Segment Start: Records for processing
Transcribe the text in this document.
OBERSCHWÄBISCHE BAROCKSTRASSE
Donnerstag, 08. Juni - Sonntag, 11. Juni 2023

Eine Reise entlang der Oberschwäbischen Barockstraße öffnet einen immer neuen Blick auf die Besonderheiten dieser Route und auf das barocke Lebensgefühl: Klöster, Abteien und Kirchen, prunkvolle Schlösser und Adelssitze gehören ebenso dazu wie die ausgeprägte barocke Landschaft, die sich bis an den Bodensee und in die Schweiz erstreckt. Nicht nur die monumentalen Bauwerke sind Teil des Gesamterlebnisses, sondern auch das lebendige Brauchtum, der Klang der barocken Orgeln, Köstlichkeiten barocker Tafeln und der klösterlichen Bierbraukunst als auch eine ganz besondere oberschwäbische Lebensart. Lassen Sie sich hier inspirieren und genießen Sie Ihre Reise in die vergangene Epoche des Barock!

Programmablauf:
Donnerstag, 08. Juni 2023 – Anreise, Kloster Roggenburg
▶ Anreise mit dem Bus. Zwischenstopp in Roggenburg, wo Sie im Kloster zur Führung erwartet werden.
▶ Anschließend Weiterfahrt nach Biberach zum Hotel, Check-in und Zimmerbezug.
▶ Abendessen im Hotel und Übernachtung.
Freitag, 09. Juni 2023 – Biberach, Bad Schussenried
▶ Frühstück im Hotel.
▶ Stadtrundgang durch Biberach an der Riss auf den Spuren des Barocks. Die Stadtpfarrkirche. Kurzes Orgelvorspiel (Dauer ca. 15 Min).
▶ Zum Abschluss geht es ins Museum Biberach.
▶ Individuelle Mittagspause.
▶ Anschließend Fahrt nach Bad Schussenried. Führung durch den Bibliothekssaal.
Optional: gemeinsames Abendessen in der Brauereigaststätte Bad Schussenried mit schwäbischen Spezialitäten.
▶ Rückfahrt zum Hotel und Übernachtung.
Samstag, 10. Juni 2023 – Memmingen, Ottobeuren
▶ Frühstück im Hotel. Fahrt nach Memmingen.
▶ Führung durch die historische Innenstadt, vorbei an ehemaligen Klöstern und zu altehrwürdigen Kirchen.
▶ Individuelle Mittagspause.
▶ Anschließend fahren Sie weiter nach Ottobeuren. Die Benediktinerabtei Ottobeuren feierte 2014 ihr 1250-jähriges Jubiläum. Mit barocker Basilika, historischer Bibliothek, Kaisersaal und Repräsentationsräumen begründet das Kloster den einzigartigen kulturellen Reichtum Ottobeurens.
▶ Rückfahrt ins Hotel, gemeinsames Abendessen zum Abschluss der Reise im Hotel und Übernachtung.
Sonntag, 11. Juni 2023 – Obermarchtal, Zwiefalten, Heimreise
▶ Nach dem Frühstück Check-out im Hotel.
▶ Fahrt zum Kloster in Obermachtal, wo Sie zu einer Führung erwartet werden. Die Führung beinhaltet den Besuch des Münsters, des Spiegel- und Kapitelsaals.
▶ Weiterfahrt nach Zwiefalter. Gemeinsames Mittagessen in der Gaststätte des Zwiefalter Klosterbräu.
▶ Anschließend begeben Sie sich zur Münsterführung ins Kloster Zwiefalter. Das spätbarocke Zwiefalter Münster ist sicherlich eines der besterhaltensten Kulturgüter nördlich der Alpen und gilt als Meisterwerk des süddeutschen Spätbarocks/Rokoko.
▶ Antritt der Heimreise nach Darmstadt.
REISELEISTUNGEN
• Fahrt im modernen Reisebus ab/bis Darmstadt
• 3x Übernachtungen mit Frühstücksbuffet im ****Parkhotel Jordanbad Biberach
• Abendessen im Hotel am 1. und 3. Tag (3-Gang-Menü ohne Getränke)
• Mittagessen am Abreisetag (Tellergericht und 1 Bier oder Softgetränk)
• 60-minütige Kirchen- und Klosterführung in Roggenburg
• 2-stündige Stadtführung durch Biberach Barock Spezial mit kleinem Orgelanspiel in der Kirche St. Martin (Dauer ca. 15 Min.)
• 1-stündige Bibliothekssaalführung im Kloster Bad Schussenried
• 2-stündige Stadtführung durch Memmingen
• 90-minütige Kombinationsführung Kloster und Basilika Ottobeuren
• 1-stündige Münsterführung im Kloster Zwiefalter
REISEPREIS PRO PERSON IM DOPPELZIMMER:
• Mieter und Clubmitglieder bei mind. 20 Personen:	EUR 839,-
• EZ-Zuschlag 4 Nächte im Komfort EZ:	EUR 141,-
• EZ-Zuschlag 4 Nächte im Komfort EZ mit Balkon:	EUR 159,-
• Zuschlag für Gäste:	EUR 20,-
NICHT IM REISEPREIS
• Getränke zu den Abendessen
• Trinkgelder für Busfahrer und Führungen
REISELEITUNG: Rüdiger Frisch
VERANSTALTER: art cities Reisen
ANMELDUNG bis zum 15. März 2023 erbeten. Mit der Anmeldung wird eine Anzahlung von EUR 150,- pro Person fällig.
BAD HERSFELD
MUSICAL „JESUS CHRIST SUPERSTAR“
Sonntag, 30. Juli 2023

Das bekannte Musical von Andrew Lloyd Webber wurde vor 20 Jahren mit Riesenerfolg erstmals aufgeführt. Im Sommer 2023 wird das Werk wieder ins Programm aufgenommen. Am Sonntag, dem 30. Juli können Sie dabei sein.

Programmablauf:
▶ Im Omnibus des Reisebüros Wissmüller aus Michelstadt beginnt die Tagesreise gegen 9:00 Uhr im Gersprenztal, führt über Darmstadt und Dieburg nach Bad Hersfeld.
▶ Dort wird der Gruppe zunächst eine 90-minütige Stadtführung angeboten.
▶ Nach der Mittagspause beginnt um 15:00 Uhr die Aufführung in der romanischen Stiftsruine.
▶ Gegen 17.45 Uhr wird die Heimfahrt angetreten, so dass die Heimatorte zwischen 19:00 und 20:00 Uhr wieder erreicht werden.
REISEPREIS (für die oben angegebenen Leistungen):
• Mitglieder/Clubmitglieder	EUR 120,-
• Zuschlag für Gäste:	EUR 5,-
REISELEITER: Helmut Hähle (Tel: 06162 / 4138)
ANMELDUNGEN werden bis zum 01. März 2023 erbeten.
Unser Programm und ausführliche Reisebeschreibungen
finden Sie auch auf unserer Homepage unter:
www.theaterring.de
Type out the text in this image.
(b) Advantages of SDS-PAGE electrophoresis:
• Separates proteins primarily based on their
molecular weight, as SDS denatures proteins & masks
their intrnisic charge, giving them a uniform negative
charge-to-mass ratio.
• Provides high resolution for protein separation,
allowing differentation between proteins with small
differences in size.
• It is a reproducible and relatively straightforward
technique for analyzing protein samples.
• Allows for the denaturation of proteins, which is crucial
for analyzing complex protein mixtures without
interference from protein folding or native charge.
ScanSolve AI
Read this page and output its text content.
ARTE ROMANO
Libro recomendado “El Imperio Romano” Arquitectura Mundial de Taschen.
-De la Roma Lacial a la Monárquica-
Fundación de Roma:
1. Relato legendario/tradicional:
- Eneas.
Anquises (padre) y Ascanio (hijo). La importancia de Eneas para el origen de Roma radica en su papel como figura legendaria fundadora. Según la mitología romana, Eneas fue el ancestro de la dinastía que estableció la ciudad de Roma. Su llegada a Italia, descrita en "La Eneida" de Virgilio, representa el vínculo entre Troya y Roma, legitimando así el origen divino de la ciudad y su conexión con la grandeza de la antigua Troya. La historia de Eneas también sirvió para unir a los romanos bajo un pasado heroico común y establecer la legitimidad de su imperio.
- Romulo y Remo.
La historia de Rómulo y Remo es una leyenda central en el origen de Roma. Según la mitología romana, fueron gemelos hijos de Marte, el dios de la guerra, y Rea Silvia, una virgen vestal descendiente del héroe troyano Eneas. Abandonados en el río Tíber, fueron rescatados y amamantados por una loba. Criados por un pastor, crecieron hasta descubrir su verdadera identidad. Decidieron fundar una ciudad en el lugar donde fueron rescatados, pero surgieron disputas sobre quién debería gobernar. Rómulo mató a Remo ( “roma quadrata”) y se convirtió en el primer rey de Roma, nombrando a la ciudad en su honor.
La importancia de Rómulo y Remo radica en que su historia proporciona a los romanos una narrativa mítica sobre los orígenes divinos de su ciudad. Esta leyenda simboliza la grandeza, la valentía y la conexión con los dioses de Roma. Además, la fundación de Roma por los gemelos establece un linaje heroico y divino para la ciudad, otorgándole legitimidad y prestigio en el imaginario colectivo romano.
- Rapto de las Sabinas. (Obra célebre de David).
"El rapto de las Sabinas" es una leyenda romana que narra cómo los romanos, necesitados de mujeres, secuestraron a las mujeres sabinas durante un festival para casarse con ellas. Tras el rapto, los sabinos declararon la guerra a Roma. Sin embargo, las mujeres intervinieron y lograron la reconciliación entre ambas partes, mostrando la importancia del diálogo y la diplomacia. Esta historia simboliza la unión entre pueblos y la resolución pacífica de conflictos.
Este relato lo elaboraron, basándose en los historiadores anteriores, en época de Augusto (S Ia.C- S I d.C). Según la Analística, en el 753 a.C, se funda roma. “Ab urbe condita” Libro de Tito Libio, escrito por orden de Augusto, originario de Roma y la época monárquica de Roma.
Segment End: Records for processing
Assignment >>
The answer is one number: how many lines of the material above contain "Anreise".

Solved problem >>
2